Texte choisi ▸
_ _ _ _

Elle décrit la formation intellectuelle d’un philosophe marqué par des
choix de vie tranchés exprimant la rébellion du sujet (études, bohème
parisienne, premiers essais littéraires), mais aussi par les coups forts
du destin (brouille avec le père, mariage atypique, décès des enfants ;
rencontres décisives, philosophiques et amoureuses). Elle fait ensuite
le choix d’un parcours essentiellement informé par l’encyclopédisme
comme vocation assumée, intellectuelle, idéologique et politique. Puis
elle examine la façon dont l’œuvre s’infléchit esthétiquement, montrant
avec beaucoup de sub- tilité comment les Salons forment
l’exutoire d’une carrière encyclopédique par trop monolithique, d’une
œuvre parfois insatisfaisante (le théâtre), et peut-être d’une
affectivité bridée : les Salons jaillissent, surtout entre 1765 et 1767, là où les lettres à Sophie se tarissent. Telle une variable d’ajustement de la création littéraire, ils se tairont ou se tariront à leur tour quand l’œuvre personnelle aura pris son essor : « la pauvreté des derniers Salons va de pair avec l’explosion créatrice dans le domaine de la philosophie et de la fiction romanesque » (p. 694), avec Jacques le Fataliste notamment.

_ _ _ _

Consigne 1 ▸ Recueillez toutes les lignes qui contiennent la chaîne « PAdj ». Tenez compte de la casse.

Données d'entrée ▸
_ _ _ _

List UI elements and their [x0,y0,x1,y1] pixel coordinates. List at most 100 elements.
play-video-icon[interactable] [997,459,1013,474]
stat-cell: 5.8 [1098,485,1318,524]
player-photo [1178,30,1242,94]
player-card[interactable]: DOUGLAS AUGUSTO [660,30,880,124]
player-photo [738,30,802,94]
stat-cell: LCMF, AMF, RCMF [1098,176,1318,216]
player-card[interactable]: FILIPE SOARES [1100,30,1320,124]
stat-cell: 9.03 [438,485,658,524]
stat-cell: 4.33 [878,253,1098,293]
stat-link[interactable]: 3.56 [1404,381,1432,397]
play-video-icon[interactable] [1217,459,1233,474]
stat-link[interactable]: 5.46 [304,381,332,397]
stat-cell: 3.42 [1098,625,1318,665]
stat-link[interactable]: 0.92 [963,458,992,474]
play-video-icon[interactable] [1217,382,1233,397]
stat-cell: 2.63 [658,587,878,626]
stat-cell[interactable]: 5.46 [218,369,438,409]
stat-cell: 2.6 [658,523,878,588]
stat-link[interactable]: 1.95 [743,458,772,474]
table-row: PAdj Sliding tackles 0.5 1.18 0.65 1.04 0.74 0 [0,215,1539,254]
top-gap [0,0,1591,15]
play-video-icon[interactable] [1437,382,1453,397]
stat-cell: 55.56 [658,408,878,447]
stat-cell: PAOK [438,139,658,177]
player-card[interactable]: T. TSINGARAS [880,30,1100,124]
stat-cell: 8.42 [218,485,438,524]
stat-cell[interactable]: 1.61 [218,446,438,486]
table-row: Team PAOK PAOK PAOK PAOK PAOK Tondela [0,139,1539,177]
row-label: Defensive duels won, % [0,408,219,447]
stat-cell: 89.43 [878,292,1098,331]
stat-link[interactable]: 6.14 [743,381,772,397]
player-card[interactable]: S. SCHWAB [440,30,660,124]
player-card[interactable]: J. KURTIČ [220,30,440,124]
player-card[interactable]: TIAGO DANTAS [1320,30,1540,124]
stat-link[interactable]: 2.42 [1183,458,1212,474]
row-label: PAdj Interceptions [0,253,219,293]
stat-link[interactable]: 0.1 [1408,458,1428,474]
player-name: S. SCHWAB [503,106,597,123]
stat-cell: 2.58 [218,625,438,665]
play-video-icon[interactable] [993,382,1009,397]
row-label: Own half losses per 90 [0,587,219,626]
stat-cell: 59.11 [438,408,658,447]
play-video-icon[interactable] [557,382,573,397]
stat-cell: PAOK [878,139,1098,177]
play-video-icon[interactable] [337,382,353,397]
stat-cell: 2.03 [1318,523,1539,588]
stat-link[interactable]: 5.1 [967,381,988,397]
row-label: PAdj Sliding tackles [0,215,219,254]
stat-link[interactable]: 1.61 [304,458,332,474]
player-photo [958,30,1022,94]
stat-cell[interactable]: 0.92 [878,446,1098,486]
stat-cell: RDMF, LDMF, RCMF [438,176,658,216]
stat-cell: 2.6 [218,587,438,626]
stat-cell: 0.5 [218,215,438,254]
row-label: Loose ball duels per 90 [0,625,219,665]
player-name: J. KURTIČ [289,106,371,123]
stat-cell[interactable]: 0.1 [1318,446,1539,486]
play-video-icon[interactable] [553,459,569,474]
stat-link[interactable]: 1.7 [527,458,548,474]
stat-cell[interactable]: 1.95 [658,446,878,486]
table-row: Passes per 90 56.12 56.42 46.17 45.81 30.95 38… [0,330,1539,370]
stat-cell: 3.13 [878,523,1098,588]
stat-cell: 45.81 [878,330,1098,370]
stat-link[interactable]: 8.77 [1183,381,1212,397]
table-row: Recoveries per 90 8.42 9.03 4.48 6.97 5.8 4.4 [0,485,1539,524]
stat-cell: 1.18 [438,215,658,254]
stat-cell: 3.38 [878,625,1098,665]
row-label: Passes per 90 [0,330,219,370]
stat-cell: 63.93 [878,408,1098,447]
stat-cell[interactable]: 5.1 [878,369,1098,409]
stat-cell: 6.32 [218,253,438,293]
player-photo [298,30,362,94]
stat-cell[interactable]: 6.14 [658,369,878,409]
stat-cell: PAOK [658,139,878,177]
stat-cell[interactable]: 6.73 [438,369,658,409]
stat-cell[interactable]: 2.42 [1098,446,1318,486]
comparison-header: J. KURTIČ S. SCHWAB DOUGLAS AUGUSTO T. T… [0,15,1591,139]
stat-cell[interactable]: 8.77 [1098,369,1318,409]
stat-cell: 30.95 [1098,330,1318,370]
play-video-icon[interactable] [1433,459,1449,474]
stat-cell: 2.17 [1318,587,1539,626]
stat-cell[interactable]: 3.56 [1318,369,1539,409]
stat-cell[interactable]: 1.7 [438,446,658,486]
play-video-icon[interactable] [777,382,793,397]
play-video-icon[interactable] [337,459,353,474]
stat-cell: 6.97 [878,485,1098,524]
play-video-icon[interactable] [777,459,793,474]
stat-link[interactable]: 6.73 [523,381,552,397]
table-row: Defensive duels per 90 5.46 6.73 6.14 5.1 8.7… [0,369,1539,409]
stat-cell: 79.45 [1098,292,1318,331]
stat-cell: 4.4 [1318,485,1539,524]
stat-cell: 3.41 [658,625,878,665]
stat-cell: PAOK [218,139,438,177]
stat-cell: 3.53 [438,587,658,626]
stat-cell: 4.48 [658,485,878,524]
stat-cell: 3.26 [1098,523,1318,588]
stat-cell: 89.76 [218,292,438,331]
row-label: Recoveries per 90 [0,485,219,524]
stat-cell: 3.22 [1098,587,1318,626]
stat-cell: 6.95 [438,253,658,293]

_ _ _ _

Consigne 2 ▸ Pour chacune des affirmations suivantes, indiquez si elle concorde avec l'extrait sur la formation d'un philosophe. Répondez par oui ou par non en citant les mots décisifs de l'extrait. (a) Les Salons paraissent surtout entre 1765 et 1767. (b) Les derniers Salons se distinguent par leur richesse. (c) Le théâtre est présenté comme une œuvre parfois insatisfaisante.

Réponse complète 1 ▸
table-row: PAdj Sliding tackles 0.5 1.18 0.65 1.04 0.74 0 [0,215,1539,254]
row-label: PAdj Interceptions [0,253,219,293]
row-label: PAdj Sliding tackles [0,215,219,254]

Réponse complète 2 ▸
(a) Oui : « les Salons jaillissent, surtout entre 1765 et 1767 ».
(b) Non : « la pauvreté des derniers Salons ».
(c) Oui : « œuvre parfois insatisfaisante (le théâtre) ».